• Record set
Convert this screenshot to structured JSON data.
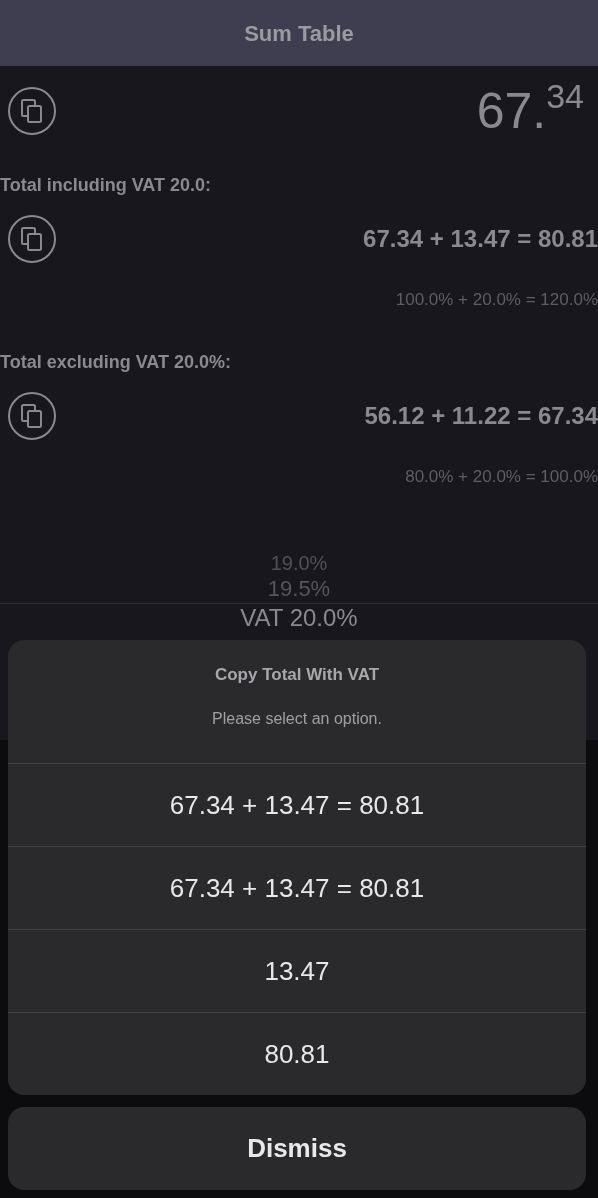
{
  "header": {
    "title": "Sum Table"
  },
  "total": {
    "value": "67.$^{34}$"
  },
  "sections": [
    {
      "label": "Total including VAT 20.0:",
      "formula": "67.34 + 13.47 = 80.81",
      "percent": "100.0% + 20.0% = 120.0%"
    },
    {
      "label": "Total excluding VAT 20.0%:",
      "formula": "56.12 + 11.22 = 67.34",
      "percent": "80.0% + 20.0% = 100.0%"
    }
  ],
  "picker": [
    {
      "label": "19.0%",
      "selected": false
    },
    {
      "label": "19.5%",
      "selected": false
    },
    {
      "label": "VAT 20.0%",
      "selected": true
    }
  ],
  "action_sheet": {
    "title": "Copy Total With VAT",
    "message": "Please select an option.",
    "options": [
      "67.34 + 13.47 = 80.81",
      "67.34 + 13.47 = 80.81",
      "13.47",
      "80.81"
    ],
    "cancel": "Dismiss"
  }
}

• Given request
Leave out the pictures, and give all the records again exactly.

• Final answer
Convert this screenshot to structured JSON data.
{
  "header": {
    "title": "Sum Table"
  },
  "total": {
    "value": "67.$^{34}$"
  },
  "sections": [
    {
      "label": "Total including VAT 20.0:",
      "formula": "67.34 + 13.47 = 80.81",
      "percent": "100.0% + 20.0% = 120.0%"
    },
    {
      "label": "Total excluding VAT 20.0%:",
      "formula": "56.12 + 11.22 = 67.34",
      "percent": "80.0% + 20.0% = 100.0%"
    }
  ],
  "picker": [
    {
      "label": "19.0%",
      "selected": false
    },
    {
      "label": "19.5%",
      "selected": false
    },
    {
      "label": "VAT 20.0%",
      "selected": true
    }
  ],
  "action_sheet": {
    "title": "Copy Total With VAT",
    "message": "Please select an option.",
    "options": [
      "67.34 + 13.47 = 80.81",
      "67.34 + 13.47 = 80.81",
      "13.47",
      "80.81"
    ],
    "cancel": "Dismiss"
  }
}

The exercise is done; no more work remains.